**What is required:**
Output every record word for word.
○ ○ ○
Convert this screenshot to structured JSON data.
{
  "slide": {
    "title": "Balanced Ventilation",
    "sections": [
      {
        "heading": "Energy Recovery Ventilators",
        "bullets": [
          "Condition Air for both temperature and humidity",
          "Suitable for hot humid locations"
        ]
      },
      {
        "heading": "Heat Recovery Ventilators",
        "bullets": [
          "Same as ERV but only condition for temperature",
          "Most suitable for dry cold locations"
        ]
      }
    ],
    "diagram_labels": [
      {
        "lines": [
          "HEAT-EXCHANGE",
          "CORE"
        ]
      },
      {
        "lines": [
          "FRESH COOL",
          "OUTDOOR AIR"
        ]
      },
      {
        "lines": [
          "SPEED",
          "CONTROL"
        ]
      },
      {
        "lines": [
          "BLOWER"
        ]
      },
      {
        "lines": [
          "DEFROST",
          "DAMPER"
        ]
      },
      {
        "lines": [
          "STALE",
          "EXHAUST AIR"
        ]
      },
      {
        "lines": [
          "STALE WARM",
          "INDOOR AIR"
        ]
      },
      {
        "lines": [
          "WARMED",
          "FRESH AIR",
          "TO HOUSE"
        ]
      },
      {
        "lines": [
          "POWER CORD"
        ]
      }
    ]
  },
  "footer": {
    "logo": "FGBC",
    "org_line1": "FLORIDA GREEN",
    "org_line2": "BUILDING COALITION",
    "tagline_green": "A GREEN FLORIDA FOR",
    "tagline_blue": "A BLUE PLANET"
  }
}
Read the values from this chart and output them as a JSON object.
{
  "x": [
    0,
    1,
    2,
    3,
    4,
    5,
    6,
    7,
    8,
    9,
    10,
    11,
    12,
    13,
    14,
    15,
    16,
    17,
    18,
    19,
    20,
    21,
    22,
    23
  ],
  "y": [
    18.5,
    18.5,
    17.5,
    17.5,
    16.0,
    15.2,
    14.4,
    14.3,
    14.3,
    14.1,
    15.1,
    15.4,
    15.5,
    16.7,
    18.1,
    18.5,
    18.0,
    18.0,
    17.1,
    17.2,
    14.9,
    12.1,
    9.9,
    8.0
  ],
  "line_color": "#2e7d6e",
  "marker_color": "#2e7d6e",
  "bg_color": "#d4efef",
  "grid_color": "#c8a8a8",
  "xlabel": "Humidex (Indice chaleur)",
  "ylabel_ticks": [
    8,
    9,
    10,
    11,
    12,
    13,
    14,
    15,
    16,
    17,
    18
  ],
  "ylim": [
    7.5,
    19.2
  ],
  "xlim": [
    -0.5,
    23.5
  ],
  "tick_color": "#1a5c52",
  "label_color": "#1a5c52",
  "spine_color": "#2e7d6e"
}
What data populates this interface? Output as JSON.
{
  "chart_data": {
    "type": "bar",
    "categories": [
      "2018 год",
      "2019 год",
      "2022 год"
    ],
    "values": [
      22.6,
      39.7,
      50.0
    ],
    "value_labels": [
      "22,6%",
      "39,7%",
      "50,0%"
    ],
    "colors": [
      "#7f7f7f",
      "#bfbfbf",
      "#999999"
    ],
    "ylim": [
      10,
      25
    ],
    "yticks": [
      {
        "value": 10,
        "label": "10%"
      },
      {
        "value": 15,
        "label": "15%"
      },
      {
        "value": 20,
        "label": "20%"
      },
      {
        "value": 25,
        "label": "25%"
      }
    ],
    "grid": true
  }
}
○ ○ ○
**Task output:**
Convert this screenshot to structured JSON data.
{
  "slide": {
    "title": "Balanced Ventilation",
    "sections": [
      {
        "heading": "Energy Recovery Ventilators",
        "bullets": [
          "Condition Air for both temperature and humidity",
          "Suitable for hot humid locations"
        ]
      },
      {
        "heading": "Heat Recovery Ventilators",
        "bullets": [
          "Same as ERV but only condition for temperature",
          "Most suitable for dry cold locations"
        ]
      }
    ],
    "diagram_labels": [
      {
        "lines": [
          "HEAT-EXCHANGE",
          "CORE"
        ]
      },
      {
        "lines": [
          "FRESH COOL",
          "OUTDOOR AIR"
        ]
      },
      {
        "lines": [
          "SPEED",
          "CONTROL"
        ]
      },
      {
        "lines": [
          "BLOWER"
        ]
      },
      {
        "lines": [
          "DEFROST",
          "DAMPER"
        ]
      },
      {
        "lines": [
          "STALE",
          "EXHAUST AIR"
        ]
      },
      {
        "lines": [
          "STALE WARM",
          "INDOOR AIR"
        ]
      },
      {
        "lines": [
          "WARMED",
          "FRESH AIR",
          "TO HOUSE"
        ]
      },
      {
        "lines": [
          "POWER CORD"
        ]
      }
    ]
  },
  "footer": {
    "logo": "FGBC",
    "org_line1": "FLORIDA GREEN",
    "org_line2": "BUILDING COALITION",
    "tagline_green": "A GREEN FLORIDA FOR",
    "tagline_blue": "A BLUE PLANET"
  }
}
Read the values from this chart and output them as a JSON object.
{
  "x": [
    0,
    1,
    2,
    3,
    4,
    5,
    6,
    7,
    8,
    9,
    10,
    11,
    12,
    13,
    14,
    15,
    16,
    17,
    18,
    19,
    20,
    21,
    22,
    23
  ],
  "y": [
    18.5,
    18.5,
    17.5,
    17.5,
    16.0,
    15.2,
    14.4,
    14.3,
    14.3,
    14.1,
    15.1,
    15.4,
    15.5,
    16.7,
    18.1,
    18.5,
    18.0,
    18.0,
    17.1,
    17.2,
    14.9,
    12.1,
    9.9,
    8.0
  ],
  "line_color": "#2e7d6e",
  "marker_color": "#2e7d6e",
  "bg_color": "#d4efef",
  "grid_color": "#c8a8a8",
  "xlabel": "Humidex (Indice chaleur)",
  "ylabel_ticks": [
    8,
    9,
    10,
    11,
    12,
    13,
    14,
    15,
    16,
    17,
    18
  ],
  "ylim": [
    7.5,
    19.2
  ],
  "xlim": [
    -0.5,
    23.5
  ],
  "tick_color": "#1a5c52",
  "label_color": "#1a5c52",
  "spine_color": "#2e7d6e"
}
What data populates this interface? Output as JSON.
{
  "chart_data": {
    "type": "bar",
    "categories": [
      "2018 год",
      "2019 год",
      "2022 год"
    ],
    "values": [
      22.6,
      39.7,
      50.0
    ],
    "value_labels": [
      "22,6%",
      "39,7%",
      "50,0%"
    ],
    "colors": [
      "#7f7f7f",
      "#bfbfbf",
      "#999999"
    ],
    "ylim": [
      10,
      25
    ],
    "yticks": [
      {
        "value": 10,
        "label": "10%"
      },
      {
        "value": 15,
        "label": "15%"
      },
      {
        "value": 20,
        "label": "20%"
      },
      {
        "value": 25,
        "label": "25%"
      }
    ],
    "grid": true
  }
}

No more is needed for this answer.